__THE TASK__:
Your task is to repeat the entries exactly. Leave the pictures out.

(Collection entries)
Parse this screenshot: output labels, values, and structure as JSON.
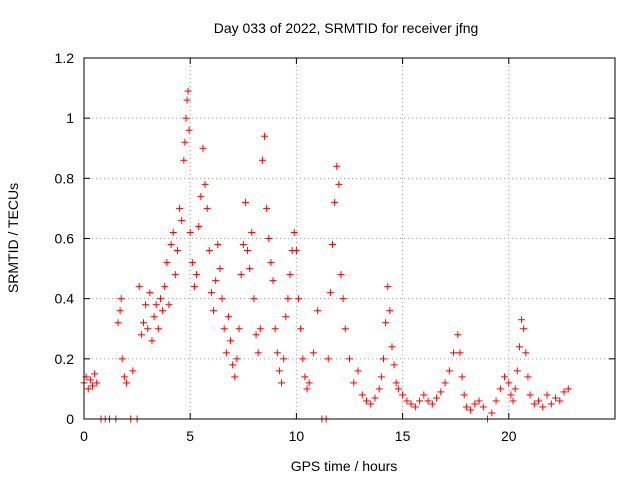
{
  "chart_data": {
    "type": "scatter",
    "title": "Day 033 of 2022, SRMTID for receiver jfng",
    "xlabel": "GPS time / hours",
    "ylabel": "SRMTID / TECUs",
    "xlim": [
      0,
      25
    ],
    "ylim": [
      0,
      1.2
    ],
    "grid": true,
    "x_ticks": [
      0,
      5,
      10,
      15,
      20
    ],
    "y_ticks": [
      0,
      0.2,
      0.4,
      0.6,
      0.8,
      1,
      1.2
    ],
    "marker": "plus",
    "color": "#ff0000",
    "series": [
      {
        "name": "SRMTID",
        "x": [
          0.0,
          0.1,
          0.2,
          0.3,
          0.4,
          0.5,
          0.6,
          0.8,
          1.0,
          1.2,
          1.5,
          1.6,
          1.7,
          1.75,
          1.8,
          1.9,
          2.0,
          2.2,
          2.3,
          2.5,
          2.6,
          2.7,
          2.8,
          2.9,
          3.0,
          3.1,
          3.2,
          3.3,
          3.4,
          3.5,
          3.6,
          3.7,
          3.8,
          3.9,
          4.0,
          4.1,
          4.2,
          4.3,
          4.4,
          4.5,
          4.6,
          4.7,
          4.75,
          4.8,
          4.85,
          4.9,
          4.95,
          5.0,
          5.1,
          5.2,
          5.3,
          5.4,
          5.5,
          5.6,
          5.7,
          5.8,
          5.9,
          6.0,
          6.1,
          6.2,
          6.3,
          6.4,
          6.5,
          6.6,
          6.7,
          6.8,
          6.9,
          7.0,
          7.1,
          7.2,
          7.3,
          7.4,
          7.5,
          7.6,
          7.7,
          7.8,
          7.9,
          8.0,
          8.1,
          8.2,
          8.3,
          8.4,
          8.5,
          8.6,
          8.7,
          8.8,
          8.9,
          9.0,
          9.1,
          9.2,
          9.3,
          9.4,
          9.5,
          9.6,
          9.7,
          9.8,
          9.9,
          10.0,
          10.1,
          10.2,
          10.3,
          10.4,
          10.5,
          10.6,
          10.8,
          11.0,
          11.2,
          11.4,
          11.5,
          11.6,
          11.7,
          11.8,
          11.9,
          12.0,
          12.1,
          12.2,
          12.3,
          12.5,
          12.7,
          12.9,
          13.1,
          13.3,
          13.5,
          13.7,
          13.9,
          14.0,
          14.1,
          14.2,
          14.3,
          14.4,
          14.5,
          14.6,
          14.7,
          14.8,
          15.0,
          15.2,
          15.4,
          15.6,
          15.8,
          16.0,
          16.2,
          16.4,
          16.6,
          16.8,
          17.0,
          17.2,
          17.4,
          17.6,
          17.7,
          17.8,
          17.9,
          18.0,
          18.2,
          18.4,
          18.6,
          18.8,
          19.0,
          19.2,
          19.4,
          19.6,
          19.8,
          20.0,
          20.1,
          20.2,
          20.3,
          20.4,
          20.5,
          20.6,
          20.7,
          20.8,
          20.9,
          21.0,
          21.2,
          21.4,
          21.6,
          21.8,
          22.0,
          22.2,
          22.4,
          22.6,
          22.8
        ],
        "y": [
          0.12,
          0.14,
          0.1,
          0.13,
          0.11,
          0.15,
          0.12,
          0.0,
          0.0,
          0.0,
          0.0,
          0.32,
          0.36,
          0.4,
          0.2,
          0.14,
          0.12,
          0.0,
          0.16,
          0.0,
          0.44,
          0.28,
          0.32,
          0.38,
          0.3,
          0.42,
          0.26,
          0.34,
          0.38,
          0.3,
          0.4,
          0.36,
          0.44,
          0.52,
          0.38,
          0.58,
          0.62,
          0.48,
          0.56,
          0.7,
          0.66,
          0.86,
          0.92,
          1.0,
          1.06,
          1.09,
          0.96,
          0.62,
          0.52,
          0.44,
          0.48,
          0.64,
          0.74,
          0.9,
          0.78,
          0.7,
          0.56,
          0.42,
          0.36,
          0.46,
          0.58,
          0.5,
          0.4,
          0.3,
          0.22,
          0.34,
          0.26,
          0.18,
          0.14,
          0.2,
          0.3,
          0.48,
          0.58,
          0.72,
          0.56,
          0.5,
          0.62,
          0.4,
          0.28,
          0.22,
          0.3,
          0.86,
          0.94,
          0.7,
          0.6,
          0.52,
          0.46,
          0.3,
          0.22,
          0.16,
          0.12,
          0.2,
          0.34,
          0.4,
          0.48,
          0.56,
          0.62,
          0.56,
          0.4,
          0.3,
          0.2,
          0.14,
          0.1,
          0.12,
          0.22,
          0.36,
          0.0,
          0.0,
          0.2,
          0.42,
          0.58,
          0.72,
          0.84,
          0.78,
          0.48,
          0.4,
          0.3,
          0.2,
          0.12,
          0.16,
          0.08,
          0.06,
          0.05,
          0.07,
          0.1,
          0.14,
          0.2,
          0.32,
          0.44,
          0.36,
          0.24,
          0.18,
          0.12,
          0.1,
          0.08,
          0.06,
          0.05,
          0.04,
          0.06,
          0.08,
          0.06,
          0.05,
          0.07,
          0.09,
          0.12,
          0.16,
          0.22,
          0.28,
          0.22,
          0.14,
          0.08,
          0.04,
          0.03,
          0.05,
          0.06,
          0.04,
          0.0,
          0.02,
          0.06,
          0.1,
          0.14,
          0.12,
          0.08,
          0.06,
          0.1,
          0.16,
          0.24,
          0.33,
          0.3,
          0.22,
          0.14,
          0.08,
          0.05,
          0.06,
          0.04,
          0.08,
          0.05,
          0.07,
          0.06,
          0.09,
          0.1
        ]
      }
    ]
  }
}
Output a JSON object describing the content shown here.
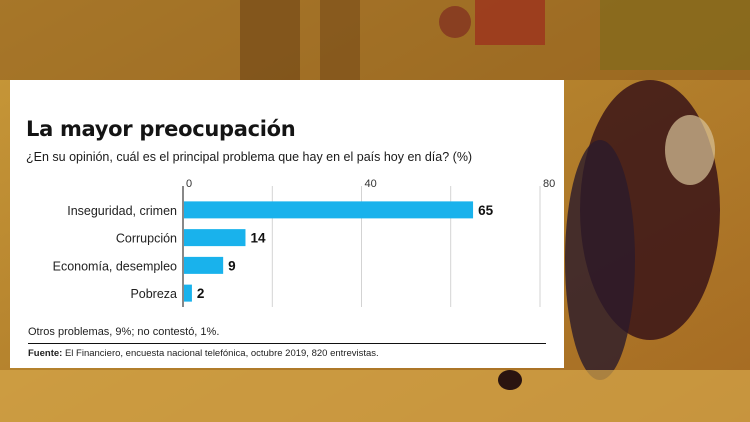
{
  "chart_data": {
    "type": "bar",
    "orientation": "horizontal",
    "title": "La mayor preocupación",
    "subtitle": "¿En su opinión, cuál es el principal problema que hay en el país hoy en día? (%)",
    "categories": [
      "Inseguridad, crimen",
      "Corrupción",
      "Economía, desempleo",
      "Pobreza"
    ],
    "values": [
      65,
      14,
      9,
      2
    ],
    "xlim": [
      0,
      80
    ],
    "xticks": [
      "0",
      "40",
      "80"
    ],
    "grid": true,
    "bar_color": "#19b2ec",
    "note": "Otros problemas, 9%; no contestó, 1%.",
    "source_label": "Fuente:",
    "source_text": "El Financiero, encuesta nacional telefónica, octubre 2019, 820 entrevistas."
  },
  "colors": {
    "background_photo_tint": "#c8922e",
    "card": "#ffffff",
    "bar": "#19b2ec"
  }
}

__CORRECT OUTPUT__:
Parse this screenshot: output labels, values, and structure as JSON.
{
  "chart_data": {
    "type": "scatter",
    "title": "Day 033 of 2022, SRMTID for receiver jfng",
    "xlabel": "GPS time / hours",
    "ylabel": "SRMTID / TECUs",
    "xlim": [
      0,
      25
    ],
    "ylim": [
      0,
      1.2
    ],
    "grid": true,
    "x_ticks": [
      0,
      5,
      10,
      15,
      20
    ],
    "y_ticks": [
      0,
      0.2,
      0.4,
      0.6,
      0.8,
      1,
      1.2
    ],
    "marker": "plus",
    "color": "#ff0000",
    "series": [
      {
        "name": "SRMTID",
        "x": [
          0.0,
          0.1,
          0.2,
          0.3,
          0.4,
          0.5,
          0.6,
          0.8,
          1.0,
          1.2,
          1.5,
          1.6,
          1.7,
          1.75,
          1.8,
          1.9,
          2.0,
          2.2,
          2.3,
          2.5,
          2.6,
          2.7,
          2.8,
          2.9,
          3.0,
          3.1,
          3.2,
          3.3,
          3.4,
          3.5,
          3.6,
          3.7,
          3.8,
          3.9,
          4.0,
          4.1,
          4.2,
          4.3,
          4.4,
          4.5,
          4.6,
          4.7,
          4.75,
          4.8,
          4.85,
          4.9,
          4.95,
          5.0,
          5.1,
          5.2,
          5.3,
          5.4,
          5.5,
          5.6,
          5.7,
          5.8,
          5.9,
          6.0,
          6.1,
          6.2,
          6.3,
          6.4,
          6.5,
          6.6,
          6.7,
          6.8,
          6.9,
          7.0,
          7.1,
          7.2,
          7.3,
          7.4,
          7.5,
          7.6,
          7.7,
          7.8,
          7.9,
          8.0,
          8.1,
          8.2,
          8.3,
          8.4,
          8.5,
          8.6,
          8.7,
          8.8,
          8.9,
          9.0,
          9.1,
          9.2,
          9.3,
          9.4,
          9.5,
          9.6,
          9.7,
          9.8,
          9.9,
          10.0,
          10.1,
          10.2,
          10.3,
          10.4,
          10.5,
          10.6,
          10.8,
          11.0,
          11.2,
          11.4,
          11.5,
          11.6,
          11.7,
          11.8,
          11.9,
          12.0,
          12.1,
          12.2,
          12.3,
          12.5,
          12.7,
          12.9,
          13.1,
          13.3,
          13.5,
          13.7,
          13.9,
          14.0,
          14.1,
          14.2,
          14.3,
          14.4,
          14.5,
          14.6,
          14.7,
          14.8,
          15.0,
          15.2,
          15.4,
          15.6,
          15.8,
          16.0,
          16.2,
          16.4,
          16.6,
          16.8,
          17.0,
          17.2,
          17.4,
          17.6,
          17.7,
          17.8,
          17.9,
          18.0,
          18.2,
          18.4,
          18.6,
          18.8,
          19.0,
          19.2,
          19.4,
          19.6,
          19.8,
          20.0,
          20.1,
          20.2,
          20.3,
          20.4,
          20.5,
          20.6,
          20.7,
          20.8,
          20.9,
          21.0,
          21.2,
          21.4,
          21.6,
          21.8,
          22.0,
          22.2,
          22.4,
          22.6,
          22.8
        ],
        "y": [
          0.12,
          0.14,
          0.1,
          0.13,
          0.11,
          0.15,
          0.12,
          0.0,
          0.0,
          0.0,
          0.0,
          0.32,
          0.36,
          0.4,
          0.2,
          0.14,
          0.12,
          0.0,
          0.16,
          0.0,
          0.44,
          0.28,
          0.32,
          0.38,
          0.3,
          0.42,
          0.26,
          0.34,
          0.38,
          0.3,
          0.4,
          0.36,
          0.44,
          0.52,
          0.38,
          0.58,
          0.62,
          0.48,
          0.56,
          0.7,
          0.66,
          0.86,
          0.92,
          1.0,
          1.06,
          1.09,
          0.96,
          0.62,
          0.52,
          0.44,
          0.48,
          0.64,
          0.74,
          0.9,
          0.78,
          0.7,
          0.56,
          0.42,
          0.36,
          0.46,
          0.58,
          0.5,
          0.4,
          0.3,
          0.22,
          0.34,
          0.26,
          0.18,
          0.14,
          0.2,
          0.3,
          0.48,
          0.58,
          0.72,
          0.56,
          0.5,
          0.62,
          0.4,
          0.28,
          0.22,
          0.3,
          0.86,
          0.94,
          0.7,
          0.6,
          0.52,
          0.46,
          0.3,
          0.22,
          0.16,
          0.12,
          0.2,
          0.34,
          0.4,
          0.48,
          0.56,
          0.62,
          0.56,
          0.4,
          0.3,
          0.2,
          0.14,
          0.1,
          0.12,
          0.22,
          0.36,
          0.0,
          0.0,
          0.2,
          0.42,
          0.58,
          0.72,
          0.84,
          0.78,
          0.48,
          0.4,
          0.3,
          0.2,
          0.12,
          0.16,
          0.08,
          0.06,
          0.05,
          0.07,
          0.1,
          0.14,
          0.2,
          0.32,
          0.44,
          0.36,
          0.24,
          0.18,
          0.12,
          0.1,
          0.08,
          0.06,
          0.05,
          0.04,
          0.06,
          0.08,
          0.06,
          0.05,
          0.07,
          0.09,
          0.12,
          0.16,
          0.22,
          0.28,
          0.22,
          0.14,
          0.08,
          0.04,
          0.03,
          0.05,
          0.06,
          0.04,
          0.0,
          0.02,
          0.06,
          0.1,
          0.14,
          0.12,
          0.08,
          0.06,
          0.1,
          0.16,
          0.24,
          0.33,
          0.3,
          0.22,
          0.14,
          0.08,
          0.05,
          0.06,
          0.04,
          0.08,
          0.05,
          0.07,
          0.06,
          0.09,
          0.1
        ]
      }
    ]
  }
}
Output a JSON object describing the content shown here.
{
  "chart_data": {
    "type": "bar",
    "orientation": "horizontal",
    "title": "La mayor preocupación",
    "subtitle": "¿En su opinión, cuál es el principal problema que hay en el país hoy en día? (%)",
    "categories": [
      "Inseguridad, crimen",
      "Corrupción",
      "Economía, desempleo",
      "Pobreza"
    ],
    "values": [
      65,
      14,
      9,
      2
    ],
    "xlim": [
      0,
      80
    ],
    "xticks": [
      "0",
      "40",
      "80"
    ],
    "grid": true,
    "bar_color": "#19b2ec",
    "note": "Otros problemas, 9%; no contestó, 1%.",
    "source_label": "Fuente:",
    "source_text": "El Financiero, encuesta nacional telefónica, octubre 2019, 820 entrevistas."
  },
  "colors": {
    "background_photo_tint": "#c8922e",
    "card": "#ffffff",
    "bar": "#19b2ec"
  }
}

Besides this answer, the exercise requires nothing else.